### SET TASK
Repeat the entries below exactly as they appear, with no pictures.

### RECORDS FOR PROCESSING
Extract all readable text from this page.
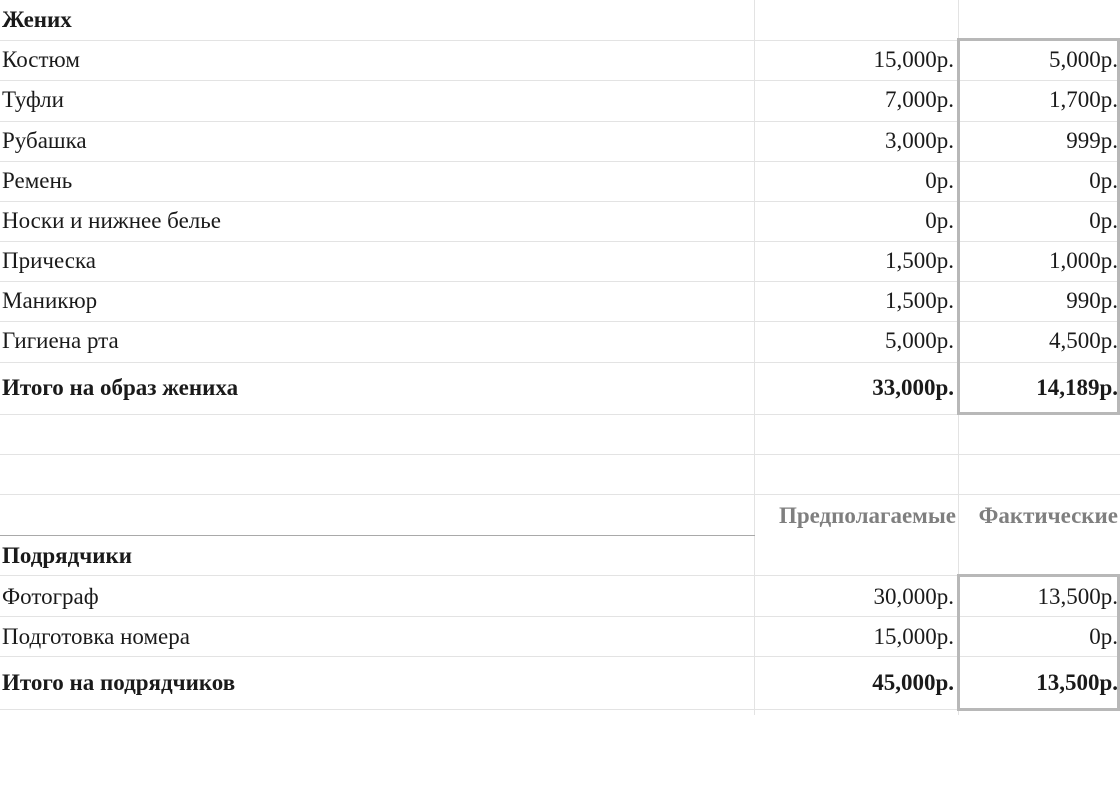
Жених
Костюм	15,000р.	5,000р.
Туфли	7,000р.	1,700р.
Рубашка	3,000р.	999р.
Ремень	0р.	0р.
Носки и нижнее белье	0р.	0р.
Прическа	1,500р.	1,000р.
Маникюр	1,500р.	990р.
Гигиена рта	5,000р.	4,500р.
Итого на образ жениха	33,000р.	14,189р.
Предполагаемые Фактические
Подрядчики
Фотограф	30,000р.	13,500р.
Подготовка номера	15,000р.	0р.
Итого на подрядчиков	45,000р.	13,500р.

### FINISHED ANSWER
Extract all readable text from this page.
Жених
Костюм	15,000р.	5,000р.
Туфли	7,000р.	1,700р.
Рубашка	3,000р.	999р.
Ремень	0р.	0р.
Носки и нижнее белье	0р.	0р.
Прическа	1,500р.	1,000р.
Маникюр	1,500р.	990р.
Гигиена рта	5,000р.	4,500р.
Итого на образ жениха	33,000р.	14,189р.
Предполагаемые Фактические
Подрядчики
Фотограф	30,000р.	13,500р.
Подготовка номера	15,000р.	0р.
Итого на подрядчиков	45,000р.	13,500р.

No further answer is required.